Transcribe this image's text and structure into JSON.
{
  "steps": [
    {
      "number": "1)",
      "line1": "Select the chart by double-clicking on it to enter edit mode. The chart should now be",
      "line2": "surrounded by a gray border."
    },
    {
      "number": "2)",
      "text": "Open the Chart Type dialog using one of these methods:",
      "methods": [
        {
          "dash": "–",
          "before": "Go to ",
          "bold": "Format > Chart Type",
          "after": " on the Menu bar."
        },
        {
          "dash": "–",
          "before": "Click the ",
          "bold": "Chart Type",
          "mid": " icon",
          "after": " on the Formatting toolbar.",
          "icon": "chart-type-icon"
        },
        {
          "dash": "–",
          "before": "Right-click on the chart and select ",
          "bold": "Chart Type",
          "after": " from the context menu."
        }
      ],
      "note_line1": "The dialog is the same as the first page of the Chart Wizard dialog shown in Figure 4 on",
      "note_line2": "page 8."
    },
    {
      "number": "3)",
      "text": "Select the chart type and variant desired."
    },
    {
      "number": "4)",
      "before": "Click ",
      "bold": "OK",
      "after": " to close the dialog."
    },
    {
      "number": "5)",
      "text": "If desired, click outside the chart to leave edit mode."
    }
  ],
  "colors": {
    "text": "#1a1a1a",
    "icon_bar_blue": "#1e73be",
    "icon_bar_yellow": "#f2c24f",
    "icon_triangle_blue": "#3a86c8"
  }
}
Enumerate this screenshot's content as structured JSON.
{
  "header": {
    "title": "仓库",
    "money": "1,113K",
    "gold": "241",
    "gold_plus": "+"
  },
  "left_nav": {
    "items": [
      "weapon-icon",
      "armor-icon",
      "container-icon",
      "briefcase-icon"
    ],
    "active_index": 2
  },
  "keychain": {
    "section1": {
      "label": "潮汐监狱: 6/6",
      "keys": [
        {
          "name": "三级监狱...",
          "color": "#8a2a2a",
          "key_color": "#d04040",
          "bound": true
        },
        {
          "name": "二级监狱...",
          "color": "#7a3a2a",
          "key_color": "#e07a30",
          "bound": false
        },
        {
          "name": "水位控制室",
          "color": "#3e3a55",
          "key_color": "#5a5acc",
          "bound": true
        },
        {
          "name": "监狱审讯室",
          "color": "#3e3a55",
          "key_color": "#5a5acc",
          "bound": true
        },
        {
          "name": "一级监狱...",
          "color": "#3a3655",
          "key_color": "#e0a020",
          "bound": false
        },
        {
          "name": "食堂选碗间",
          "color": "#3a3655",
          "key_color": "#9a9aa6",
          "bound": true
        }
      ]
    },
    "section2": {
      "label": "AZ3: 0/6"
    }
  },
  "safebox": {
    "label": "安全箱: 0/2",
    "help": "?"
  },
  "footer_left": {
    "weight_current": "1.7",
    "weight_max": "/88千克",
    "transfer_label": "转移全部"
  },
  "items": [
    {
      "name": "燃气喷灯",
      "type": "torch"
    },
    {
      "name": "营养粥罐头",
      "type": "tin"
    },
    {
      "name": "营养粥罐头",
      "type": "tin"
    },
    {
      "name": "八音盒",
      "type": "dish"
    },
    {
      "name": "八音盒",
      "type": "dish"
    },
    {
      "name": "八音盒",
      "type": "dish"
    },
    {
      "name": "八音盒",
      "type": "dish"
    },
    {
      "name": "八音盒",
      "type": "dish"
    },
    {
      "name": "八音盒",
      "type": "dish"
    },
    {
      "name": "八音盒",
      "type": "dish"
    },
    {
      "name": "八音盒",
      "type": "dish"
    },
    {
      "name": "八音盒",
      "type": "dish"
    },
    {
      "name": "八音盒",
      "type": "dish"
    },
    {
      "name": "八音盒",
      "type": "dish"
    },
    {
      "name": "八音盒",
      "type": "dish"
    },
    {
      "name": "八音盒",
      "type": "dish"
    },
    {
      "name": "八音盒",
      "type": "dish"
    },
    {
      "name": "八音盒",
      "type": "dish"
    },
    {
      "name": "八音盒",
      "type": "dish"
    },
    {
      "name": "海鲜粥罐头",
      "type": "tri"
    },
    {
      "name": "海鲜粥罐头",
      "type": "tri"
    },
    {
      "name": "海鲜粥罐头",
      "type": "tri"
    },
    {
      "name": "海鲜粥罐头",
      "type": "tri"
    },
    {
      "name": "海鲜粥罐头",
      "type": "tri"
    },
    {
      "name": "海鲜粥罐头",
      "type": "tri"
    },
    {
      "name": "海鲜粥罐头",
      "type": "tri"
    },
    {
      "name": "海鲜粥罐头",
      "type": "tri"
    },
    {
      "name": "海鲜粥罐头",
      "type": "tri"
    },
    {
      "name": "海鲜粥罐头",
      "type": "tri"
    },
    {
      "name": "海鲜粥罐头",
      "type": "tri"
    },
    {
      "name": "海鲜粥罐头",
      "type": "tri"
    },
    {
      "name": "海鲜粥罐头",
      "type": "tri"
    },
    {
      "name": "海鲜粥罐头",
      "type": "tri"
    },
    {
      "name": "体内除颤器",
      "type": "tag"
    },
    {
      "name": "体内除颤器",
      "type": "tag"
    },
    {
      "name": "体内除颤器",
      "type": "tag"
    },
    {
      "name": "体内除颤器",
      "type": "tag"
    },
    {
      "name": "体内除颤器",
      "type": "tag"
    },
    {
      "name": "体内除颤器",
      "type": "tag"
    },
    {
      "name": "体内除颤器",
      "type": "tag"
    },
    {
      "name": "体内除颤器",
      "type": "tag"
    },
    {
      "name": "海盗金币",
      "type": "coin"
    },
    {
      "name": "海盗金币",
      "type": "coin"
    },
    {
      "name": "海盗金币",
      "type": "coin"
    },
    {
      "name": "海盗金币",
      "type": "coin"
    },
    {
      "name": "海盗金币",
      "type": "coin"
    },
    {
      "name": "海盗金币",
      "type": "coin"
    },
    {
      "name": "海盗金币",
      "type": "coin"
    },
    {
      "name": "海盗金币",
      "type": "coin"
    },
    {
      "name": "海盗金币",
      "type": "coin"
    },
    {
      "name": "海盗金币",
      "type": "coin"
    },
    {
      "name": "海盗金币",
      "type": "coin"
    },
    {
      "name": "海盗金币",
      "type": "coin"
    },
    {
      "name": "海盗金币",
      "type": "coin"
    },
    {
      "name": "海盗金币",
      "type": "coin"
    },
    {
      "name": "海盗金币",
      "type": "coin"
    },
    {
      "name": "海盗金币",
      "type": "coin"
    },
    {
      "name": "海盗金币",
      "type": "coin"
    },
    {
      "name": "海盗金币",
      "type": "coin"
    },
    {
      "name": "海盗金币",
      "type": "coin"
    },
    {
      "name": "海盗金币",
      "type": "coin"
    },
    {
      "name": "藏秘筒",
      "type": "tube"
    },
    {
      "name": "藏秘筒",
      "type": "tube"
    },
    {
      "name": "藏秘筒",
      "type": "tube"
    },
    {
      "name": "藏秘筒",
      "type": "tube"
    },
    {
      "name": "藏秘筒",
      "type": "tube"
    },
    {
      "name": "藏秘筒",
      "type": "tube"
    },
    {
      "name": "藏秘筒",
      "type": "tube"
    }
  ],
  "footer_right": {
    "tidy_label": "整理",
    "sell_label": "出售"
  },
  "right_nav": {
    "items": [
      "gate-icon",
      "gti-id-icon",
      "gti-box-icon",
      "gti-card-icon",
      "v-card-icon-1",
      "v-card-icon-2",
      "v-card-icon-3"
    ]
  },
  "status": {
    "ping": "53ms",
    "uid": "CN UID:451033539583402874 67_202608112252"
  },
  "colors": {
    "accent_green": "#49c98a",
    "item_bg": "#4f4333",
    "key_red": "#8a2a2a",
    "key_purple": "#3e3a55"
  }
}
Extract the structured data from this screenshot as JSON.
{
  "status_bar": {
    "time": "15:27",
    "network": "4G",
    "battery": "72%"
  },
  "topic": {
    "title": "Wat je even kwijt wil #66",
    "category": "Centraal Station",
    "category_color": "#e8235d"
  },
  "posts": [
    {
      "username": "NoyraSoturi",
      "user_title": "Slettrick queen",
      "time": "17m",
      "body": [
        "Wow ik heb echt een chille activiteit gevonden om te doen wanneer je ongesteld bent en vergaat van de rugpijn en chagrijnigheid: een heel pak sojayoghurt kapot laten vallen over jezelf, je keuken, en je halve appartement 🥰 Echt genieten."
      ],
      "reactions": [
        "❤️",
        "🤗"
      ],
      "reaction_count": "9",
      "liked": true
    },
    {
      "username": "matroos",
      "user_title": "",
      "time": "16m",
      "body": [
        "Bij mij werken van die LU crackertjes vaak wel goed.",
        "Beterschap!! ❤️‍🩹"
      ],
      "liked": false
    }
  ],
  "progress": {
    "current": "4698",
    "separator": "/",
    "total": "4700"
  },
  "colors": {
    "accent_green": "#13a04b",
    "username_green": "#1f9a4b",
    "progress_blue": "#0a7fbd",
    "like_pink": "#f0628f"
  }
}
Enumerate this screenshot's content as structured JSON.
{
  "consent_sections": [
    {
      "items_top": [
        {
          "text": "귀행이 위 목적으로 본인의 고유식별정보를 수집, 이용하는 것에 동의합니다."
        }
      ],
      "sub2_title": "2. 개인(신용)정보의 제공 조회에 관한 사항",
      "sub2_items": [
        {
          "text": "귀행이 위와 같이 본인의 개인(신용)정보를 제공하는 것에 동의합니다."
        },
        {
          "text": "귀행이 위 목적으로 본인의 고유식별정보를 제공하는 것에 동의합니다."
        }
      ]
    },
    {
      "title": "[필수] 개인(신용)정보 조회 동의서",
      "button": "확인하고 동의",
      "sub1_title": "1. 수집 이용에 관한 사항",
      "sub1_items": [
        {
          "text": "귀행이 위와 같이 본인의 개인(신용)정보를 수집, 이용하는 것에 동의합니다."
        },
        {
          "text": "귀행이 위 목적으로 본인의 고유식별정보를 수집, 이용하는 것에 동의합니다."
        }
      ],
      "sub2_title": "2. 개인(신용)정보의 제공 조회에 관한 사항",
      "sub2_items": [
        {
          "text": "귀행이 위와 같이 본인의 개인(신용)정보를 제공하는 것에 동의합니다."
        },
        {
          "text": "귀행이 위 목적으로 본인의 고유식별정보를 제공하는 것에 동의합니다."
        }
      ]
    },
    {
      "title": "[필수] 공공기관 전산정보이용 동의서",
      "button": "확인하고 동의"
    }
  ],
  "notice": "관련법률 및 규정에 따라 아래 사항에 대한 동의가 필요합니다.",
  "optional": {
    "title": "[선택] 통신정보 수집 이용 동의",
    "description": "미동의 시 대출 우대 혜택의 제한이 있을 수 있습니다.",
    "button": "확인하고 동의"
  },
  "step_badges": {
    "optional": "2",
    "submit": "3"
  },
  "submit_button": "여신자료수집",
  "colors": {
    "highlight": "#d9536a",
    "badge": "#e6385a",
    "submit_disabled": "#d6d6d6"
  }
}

....

### Given task
Check each line in the listing above for the string "this", then report how many lines contain it, with no other text.

### Written reply
4